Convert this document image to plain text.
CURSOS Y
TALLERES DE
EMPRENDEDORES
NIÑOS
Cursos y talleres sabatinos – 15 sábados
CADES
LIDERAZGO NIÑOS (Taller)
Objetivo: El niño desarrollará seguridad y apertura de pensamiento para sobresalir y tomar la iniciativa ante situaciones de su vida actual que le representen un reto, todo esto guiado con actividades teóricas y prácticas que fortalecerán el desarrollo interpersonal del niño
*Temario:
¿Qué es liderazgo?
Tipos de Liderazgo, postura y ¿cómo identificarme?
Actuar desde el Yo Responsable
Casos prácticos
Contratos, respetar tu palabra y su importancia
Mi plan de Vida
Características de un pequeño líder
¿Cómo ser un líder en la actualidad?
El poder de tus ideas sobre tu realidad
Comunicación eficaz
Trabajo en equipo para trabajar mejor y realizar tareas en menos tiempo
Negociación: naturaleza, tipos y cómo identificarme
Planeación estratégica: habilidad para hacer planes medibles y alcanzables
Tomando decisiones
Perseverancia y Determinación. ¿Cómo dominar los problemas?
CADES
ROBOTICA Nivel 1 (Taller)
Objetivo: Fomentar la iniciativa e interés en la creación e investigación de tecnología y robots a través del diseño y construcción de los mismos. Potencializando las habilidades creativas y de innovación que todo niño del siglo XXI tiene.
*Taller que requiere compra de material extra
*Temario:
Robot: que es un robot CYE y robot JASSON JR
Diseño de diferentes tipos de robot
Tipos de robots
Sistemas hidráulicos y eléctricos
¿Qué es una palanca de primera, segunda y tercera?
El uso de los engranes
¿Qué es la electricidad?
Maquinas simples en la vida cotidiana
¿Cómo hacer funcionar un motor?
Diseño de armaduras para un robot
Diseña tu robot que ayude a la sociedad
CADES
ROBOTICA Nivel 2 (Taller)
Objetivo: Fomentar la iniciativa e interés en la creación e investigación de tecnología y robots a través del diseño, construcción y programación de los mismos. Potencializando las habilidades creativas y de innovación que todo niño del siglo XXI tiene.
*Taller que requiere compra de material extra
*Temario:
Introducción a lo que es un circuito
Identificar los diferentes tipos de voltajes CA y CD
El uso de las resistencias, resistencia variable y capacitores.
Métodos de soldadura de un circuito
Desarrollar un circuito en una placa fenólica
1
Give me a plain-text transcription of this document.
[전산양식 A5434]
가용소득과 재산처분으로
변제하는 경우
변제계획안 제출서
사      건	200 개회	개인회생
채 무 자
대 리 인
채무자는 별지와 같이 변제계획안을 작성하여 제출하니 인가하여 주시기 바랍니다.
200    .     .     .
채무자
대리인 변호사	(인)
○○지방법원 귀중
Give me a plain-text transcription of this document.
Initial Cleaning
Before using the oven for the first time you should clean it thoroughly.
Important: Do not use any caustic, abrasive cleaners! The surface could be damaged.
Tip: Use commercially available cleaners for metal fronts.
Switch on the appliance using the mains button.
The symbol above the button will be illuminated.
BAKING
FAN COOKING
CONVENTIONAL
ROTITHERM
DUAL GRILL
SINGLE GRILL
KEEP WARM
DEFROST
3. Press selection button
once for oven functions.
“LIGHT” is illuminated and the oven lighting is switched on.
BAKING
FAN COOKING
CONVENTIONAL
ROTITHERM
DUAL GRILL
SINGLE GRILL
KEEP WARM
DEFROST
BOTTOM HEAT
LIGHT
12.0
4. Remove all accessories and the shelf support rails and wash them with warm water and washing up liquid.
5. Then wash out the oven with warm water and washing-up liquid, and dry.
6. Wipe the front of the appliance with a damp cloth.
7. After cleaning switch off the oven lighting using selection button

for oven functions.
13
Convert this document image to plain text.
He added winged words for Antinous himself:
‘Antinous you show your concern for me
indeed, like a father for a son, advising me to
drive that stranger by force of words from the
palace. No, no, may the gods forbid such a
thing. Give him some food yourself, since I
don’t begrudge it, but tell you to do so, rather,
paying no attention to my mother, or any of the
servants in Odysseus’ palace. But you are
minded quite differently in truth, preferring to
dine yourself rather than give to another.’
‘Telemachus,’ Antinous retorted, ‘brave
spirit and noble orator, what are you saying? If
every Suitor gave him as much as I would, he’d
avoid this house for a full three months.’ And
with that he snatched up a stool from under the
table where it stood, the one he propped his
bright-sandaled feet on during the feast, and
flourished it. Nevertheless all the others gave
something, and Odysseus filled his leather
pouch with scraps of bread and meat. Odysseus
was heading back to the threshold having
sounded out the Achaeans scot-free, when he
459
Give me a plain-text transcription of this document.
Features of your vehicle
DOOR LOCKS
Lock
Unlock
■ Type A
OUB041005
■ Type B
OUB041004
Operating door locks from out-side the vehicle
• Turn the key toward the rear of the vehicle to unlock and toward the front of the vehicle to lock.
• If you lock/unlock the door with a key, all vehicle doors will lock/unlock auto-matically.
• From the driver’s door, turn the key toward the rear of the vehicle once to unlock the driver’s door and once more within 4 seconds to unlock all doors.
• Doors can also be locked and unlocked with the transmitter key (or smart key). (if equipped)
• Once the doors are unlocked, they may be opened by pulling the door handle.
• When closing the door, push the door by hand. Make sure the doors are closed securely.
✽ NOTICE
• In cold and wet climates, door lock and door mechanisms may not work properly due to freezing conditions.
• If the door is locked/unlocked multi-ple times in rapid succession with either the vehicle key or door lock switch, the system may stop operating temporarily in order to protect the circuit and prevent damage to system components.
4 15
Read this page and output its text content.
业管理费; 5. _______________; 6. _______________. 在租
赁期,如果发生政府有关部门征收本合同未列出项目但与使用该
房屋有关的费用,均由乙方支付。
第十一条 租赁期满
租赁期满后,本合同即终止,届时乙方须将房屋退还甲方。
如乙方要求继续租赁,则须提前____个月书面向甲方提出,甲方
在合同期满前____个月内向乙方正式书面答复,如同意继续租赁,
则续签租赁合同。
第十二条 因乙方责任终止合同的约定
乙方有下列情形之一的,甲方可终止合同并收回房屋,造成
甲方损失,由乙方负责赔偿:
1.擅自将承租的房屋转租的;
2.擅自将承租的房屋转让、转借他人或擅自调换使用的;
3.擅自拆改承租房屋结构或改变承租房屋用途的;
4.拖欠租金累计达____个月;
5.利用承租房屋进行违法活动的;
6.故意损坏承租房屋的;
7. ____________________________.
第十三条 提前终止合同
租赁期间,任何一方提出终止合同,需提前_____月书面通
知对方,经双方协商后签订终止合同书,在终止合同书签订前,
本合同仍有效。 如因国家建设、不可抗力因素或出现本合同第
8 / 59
########
▶ _Exercise aim_
Once more, set down the full listing, verbatim.

▶ _Written answer_
Convert this document image to plain text.
CURSOS Y
TALLERES DE
EMPRENDEDORES
NIÑOS
Cursos y talleres sabatinos – 15 sábados
CADES
LIDERAZGO NIÑOS (Taller)
Objetivo: El niño desarrollará seguridad y apertura de pensamiento para sobresalir y tomar la iniciativa ante situaciones de su vida actual que le representen un reto, todo esto guiado con actividades teóricas y prácticas que fortalecerán el desarrollo interpersonal del niño
*Temario:
¿Qué es liderazgo?
Tipos de Liderazgo, postura y ¿cómo identificarme?
Actuar desde el Yo Responsable
Casos prácticos
Contratos, respetar tu palabra y su importancia
Mi plan de Vida
Características de un pequeño líder
¿Cómo ser un líder en la actualidad?
El poder de tus ideas sobre tu realidad
Comunicación eficaz
Trabajo en equipo para trabajar mejor y realizar tareas en menos tiempo
Negociación: naturaleza, tipos y cómo identificarme
Planeación estratégica: habilidad para hacer planes medibles y alcanzables
Tomando decisiones
Perseverancia y Determinación. ¿Cómo dominar los problemas?
CADES
ROBOTICA Nivel 1 (Taller)
Objetivo: Fomentar la iniciativa e interés en la creación e investigación de tecnología y robots a través del diseño y construcción de los mismos. Potencializando las habilidades creativas y de innovación que todo niño del siglo XXI tiene.
*Taller que requiere compra de material extra
*Temario:
Robot: que es un robot CYE y robot JASSON JR
Diseño de diferentes tipos de robot
Tipos de robots
Sistemas hidráulicos y eléctricos
¿Qué es una palanca de primera, segunda y tercera?
El uso de los engranes
¿Qué es la electricidad?
Maquinas simples en la vida cotidiana
¿Cómo hacer funcionar un motor?
Diseño de armaduras para un robot
Diseña tu robot que ayude a la sociedad
CADES
ROBOTICA Nivel 2 (Taller)
Objetivo: Fomentar la iniciativa e interés en la creación e investigación de tecnología y robots a través del diseño, construcción y programación de los mismos. Potencializando las habilidades creativas y de innovación que todo niño del siglo XXI tiene.
*Taller que requiere compra de material extra
*Temario:
Introducción a lo que es un circuito
Identificar los diferentes tipos de voltajes CA y CD
El uso de las resistencias, resistencia variable y capacitores.
Métodos de soldadura de un circuito
Desarrollar un circuito en una placa fenólica
1
Give me a plain-text transcription of this document.
[전산양식 A5434]
가용소득과 재산처분으로
변제하는 경우
변제계획안 제출서
사      건	200 개회	개인회생
채 무 자
대 리 인
채무자는 별지와 같이 변제계획안을 작성하여 제출하니 인가하여 주시기 바랍니다.
200    .     .     .
채무자
대리인 변호사	(인)
○○지방법원 귀중
Give me a plain-text transcription of this document.
Initial Cleaning
Before using the oven for the first time you should clean it thoroughly.
Important: Do not use any caustic, abrasive cleaners! The surface could be damaged.
Tip: Use commercially available cleaners for metal fronts.
Switch on the appliance using the mains button.
The symbol above the button will be illuminated.
BAKING
FAN COOKING
CONVENTIONAL
ROTITHERM
DUAL GRILL
SINGLE GRILL
KEEP WARM
DEFROST
3. Press selection button
once for oven functions.
“LIGHT” is illuminated and the oven lighting is switched on.
BAKING
FAN COOKING
CONVENTIONAL
ROTITHERM
DUAL GRILL
SINGLE GRILL
KEEP WARM
DEFROST
BOTTOM HEAT
LIGHT
12.0
4. Remove all accessories and the shelf support rails and wash them with warm water and washing up liquid.
5. Then wash out the oven with warm water and washing-up liquid, and dry.
6. Wipe the front of the appliance with a damp cloth.
7. After cleaning switch off the oven lighting using selection button

for oven functions.
13
Convert this document image to plain text.
He added winged words for Antinous himself:
‘Antinous you show your concern for me
indeed, like a father for a son, advising me to
drive that stranger by force of words from the
palace. No, no, may the gods forbid such a
thing. Give him some food yourself, since I
don’t begrudge it, but tell you to do so, rather,
paying no attention to my mother, or any of the
servants in Odysseus’ palace. But you are
minded quite differently in truth, preferring to
dine yourself rather than give to another.’
‘Telemachus,’ Antinous retorted, ‘brave
spirit and noble orator, what are you saying? If
every Suitor gave him as much as I would, he’d
avoid this house for a full three months.’ And
with that he snatched up a stool from under the
table where it stood, the one he propped his
bright-sandaled feet on during the feast, and
flourished it. Nevertheless all the others gave
something, and Odysseus filled his leather
pouch with scraps of bread and meat. Odysseus
was heading back to the threshold having
sounded out the Achaeans scot-free, when he
459
Give me a plain-text transcription of this document.
Features of your vehicle
DOOR LOCKS
Lock
Unlock
■ Type A
OUB041005
■ Type B
OUB041004
Operating door locks from out-side the vehicle
• Turn the key toward the rear of the vehicle to unlock and toward the front of the vehicle to lock.
• If you lock/unlock the door with a key, all vehicle doors will lock/unlock auto-matically.
• From the driver’s door, turn the key toward the rear of the vehicle once to unlock the driver’s door and once more within 4 seconds to unlock all doors.
• Doors can also be locked and unlocked with the transmitter key (or smart key). (if equipped)
• Once the doors are unlocked, they may be opened by pulling the door handle.
• When closing the door, push the door by hand. Make sure the doors are closed securely.
✽ NOTICE
• In cold and wet climates, door lock and door mechanisms may not work properly due to freezing conditions.
• If the door is locked/unlocked multi-ple times in rapid succession with either the vehicle key or door lock switch, the system may stop operating temporarily in order to protect the circuit and prevent damage to system components.
4 15
Read this page and output its text content.
业管理费; 5. _______________; 6. _______________. 在租
赁期,如果发生政府有关部门征收本合同未列出项目但与使用该
房屋有关的费用,均由乙方支付。
第十一条 租赁期满
租赁期满后,本合同即终止,届时乙方须将房屋退还甲方。
如乙方要求继续租赁,则须提前____个月书面向甲方提出,甲方
在合同期满前____个月内向乙方正式书面答复,如同意继续租赁,
则续签租赁合同。
第十二条 因乙方责任终止合同的约定
乙方有下列情形之一的,甲方可终止合同并收回房屋,造成
甲方损失,由乙方负责赔偿:
1.擅自将承租的房屋转租的;
2.擅自将承租的房屋转让、转借他人或擅自调换使用的;
3.擅自拆改承租房屋结构或改变承租房屋用途的;
4.拖欠租金累计达____个月;
5.利用承租房屋进行违法活动的;
6.故意损坏承租房屋的;
7. ____________________________.
第十三条 提前终止合同
租赁期间,任何一方提出终止合同,需提前_____月书面通
知对方,经双方协商后签订终止合同书,在终止合同书签订前,
本合同仍有效。 如因国家建设、不可抗力因素或出现本合同第
8 / 59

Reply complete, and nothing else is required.